Stored items:
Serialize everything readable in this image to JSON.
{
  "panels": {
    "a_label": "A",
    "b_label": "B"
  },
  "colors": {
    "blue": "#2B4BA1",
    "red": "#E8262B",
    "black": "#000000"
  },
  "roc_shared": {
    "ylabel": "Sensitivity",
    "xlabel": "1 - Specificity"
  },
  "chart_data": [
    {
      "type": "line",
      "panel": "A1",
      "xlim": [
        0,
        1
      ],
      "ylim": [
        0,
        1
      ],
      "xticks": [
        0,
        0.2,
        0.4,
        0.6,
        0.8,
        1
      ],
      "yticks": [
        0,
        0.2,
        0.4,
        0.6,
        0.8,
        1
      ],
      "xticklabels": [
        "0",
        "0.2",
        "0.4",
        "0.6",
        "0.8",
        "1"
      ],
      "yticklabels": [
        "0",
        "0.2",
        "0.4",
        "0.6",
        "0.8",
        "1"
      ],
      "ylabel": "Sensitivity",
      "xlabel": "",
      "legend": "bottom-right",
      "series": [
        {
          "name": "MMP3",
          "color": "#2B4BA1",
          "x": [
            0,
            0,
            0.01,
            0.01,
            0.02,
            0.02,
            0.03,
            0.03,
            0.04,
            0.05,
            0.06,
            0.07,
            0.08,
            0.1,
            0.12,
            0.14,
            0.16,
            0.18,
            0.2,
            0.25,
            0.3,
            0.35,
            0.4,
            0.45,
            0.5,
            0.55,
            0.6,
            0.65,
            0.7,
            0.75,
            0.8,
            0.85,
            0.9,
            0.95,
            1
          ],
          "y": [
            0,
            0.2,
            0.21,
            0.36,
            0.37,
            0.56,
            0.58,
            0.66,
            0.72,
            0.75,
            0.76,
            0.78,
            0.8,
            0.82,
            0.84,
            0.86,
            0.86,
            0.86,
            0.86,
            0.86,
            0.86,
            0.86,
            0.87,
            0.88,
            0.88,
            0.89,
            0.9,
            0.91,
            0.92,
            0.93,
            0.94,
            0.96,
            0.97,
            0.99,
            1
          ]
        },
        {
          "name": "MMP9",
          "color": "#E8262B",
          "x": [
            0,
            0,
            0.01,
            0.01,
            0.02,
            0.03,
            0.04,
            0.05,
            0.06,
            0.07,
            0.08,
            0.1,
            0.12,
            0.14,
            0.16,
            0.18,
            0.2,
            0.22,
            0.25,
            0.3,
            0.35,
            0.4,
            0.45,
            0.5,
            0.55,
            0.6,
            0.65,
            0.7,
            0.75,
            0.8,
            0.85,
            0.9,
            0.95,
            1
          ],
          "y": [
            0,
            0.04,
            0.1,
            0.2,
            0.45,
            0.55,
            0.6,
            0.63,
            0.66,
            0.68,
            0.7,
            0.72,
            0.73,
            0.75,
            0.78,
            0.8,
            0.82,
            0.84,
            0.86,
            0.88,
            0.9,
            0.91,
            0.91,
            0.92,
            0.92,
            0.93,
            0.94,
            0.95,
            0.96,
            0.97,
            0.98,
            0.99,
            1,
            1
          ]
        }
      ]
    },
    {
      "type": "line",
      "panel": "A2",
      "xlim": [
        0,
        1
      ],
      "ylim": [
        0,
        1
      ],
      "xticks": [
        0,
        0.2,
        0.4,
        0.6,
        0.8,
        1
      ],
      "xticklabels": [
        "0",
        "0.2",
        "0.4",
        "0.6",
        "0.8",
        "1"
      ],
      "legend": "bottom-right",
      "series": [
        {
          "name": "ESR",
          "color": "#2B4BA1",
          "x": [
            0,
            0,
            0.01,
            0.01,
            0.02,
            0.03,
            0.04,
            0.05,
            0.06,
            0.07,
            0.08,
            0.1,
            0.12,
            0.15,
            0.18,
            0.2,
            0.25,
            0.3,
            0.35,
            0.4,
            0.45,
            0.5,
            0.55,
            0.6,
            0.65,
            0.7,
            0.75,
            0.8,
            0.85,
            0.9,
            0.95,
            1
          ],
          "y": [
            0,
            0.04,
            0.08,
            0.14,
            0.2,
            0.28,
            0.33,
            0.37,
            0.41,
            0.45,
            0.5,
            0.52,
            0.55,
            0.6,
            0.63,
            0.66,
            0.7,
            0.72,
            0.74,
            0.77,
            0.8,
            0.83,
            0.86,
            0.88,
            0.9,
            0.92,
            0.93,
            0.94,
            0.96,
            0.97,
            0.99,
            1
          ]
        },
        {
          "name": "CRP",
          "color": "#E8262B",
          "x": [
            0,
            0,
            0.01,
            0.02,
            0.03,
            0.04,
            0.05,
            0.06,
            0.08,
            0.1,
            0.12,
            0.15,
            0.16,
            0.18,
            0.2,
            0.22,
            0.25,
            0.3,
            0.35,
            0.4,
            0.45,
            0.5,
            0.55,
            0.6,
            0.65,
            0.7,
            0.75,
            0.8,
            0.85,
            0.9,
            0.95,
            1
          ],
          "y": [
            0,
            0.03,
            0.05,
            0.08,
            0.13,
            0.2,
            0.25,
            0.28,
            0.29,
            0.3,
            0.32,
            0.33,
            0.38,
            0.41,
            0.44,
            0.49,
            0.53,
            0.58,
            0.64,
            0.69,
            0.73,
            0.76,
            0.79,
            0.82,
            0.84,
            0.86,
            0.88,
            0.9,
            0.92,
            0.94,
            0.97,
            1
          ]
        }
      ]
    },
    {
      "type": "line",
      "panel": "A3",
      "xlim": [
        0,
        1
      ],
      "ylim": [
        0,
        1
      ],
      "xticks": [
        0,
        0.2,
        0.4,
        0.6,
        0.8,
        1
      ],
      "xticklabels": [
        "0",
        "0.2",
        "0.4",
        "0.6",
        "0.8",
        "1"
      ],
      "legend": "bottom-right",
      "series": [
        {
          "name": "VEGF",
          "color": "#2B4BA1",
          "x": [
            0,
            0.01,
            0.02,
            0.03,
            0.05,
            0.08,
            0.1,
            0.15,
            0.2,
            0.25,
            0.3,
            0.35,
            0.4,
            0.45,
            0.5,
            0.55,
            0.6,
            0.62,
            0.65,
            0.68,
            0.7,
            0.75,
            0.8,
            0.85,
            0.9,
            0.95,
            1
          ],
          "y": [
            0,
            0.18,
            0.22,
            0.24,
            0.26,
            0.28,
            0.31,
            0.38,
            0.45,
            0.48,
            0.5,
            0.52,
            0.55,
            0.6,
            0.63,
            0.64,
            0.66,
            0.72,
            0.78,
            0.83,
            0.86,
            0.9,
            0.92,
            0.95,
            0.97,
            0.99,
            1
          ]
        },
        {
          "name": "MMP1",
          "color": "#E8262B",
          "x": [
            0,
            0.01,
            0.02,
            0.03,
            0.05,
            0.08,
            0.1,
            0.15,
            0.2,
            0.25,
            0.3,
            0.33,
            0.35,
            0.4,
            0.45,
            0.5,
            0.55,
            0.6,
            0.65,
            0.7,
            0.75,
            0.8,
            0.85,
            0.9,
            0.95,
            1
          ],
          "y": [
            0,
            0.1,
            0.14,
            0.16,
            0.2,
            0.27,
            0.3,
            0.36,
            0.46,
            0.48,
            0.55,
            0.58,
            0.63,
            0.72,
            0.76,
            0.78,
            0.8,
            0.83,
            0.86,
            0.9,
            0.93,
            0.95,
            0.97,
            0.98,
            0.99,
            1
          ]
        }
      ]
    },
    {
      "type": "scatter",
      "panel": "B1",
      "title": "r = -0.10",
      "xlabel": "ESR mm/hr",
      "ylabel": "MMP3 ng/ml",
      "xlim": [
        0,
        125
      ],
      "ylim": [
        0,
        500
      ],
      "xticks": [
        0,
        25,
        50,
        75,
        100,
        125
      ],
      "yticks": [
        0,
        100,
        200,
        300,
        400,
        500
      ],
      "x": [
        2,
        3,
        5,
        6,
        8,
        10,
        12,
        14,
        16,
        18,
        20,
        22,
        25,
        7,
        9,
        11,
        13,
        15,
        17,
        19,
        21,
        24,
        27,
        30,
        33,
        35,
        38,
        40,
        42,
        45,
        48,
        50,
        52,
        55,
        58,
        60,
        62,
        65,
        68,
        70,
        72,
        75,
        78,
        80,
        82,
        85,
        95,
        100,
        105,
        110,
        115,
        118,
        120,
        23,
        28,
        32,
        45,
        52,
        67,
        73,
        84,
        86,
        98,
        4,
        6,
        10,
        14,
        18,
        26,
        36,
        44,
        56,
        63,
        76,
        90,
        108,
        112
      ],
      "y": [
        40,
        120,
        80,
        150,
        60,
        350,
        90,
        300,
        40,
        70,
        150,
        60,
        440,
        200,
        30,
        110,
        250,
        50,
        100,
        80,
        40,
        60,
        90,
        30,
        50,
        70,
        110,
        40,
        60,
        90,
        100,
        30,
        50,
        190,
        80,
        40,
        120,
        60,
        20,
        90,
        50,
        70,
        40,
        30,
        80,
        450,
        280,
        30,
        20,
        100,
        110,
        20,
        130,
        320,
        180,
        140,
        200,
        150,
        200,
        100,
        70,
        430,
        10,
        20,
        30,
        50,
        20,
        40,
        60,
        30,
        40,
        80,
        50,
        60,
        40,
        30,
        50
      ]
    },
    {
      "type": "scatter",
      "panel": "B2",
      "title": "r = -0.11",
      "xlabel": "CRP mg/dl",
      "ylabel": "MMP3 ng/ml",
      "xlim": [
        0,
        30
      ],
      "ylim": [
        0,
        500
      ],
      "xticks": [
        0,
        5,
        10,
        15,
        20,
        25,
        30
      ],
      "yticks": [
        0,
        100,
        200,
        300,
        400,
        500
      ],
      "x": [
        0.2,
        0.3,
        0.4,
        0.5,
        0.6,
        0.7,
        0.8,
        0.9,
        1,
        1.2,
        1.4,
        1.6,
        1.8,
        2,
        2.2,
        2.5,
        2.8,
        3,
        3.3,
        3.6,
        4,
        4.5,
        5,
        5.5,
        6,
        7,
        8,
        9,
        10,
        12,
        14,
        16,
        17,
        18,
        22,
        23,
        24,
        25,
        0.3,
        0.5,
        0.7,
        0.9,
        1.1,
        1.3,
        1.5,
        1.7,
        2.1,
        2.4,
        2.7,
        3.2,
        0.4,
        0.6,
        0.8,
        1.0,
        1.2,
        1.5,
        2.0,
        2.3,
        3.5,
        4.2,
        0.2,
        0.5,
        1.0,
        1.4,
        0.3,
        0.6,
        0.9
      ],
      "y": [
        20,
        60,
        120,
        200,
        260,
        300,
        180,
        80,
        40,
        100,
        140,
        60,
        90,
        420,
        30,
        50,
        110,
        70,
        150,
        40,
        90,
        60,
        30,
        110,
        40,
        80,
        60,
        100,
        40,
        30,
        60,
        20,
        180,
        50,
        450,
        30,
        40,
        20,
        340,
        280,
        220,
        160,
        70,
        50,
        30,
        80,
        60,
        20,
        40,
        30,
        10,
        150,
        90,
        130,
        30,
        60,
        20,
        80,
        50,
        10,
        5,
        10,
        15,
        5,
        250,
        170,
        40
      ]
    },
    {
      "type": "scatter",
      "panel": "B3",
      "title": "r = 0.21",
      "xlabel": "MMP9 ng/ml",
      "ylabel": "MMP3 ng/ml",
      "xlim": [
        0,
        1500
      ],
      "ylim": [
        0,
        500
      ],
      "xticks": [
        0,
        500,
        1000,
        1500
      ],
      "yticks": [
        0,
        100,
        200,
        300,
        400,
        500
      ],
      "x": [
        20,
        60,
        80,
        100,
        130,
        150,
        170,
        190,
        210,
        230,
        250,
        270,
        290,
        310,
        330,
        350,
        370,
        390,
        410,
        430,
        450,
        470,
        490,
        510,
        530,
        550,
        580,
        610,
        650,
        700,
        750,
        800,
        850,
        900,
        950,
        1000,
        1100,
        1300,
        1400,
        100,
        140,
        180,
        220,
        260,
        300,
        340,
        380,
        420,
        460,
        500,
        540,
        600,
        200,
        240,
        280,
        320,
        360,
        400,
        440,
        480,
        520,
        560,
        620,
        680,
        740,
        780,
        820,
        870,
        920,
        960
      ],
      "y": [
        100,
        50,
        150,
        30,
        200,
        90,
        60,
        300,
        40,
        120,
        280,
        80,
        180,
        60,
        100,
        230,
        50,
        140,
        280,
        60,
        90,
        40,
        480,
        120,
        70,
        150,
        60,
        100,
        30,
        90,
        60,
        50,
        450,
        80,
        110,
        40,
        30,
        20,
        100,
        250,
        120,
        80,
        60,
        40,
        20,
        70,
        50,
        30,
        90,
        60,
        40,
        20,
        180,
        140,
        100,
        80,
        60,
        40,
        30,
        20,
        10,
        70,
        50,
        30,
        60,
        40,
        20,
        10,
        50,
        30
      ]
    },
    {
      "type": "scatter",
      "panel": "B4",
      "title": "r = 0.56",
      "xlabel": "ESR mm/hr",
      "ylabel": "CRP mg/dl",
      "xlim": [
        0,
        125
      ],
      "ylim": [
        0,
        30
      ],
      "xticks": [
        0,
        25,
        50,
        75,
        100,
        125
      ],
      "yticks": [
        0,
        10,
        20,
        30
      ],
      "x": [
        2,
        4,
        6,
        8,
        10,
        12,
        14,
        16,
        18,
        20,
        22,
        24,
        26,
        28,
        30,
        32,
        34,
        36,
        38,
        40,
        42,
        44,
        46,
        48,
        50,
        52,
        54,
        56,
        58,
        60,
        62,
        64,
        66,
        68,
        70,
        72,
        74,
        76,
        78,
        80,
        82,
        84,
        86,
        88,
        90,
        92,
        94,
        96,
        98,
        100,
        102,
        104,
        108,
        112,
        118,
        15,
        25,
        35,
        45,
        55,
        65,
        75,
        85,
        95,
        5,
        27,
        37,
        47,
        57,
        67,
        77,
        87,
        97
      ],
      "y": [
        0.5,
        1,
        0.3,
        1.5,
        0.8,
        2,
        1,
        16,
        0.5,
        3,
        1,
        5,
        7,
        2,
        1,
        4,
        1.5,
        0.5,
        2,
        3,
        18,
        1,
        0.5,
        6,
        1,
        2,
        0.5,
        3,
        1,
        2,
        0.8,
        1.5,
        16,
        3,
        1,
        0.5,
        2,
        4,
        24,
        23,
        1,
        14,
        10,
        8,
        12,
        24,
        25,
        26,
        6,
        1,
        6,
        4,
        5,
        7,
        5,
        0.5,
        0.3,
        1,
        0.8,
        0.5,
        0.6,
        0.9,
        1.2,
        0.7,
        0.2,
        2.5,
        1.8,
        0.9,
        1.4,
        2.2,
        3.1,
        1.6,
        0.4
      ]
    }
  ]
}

Exercise instructions:
Find the lines containing "title" and pull them out.

Answer in full:
      "title": "r = -0.10",
      "title": "r = -0.11",
      "title": "r = 0.21",
      "title": "r = 0.56",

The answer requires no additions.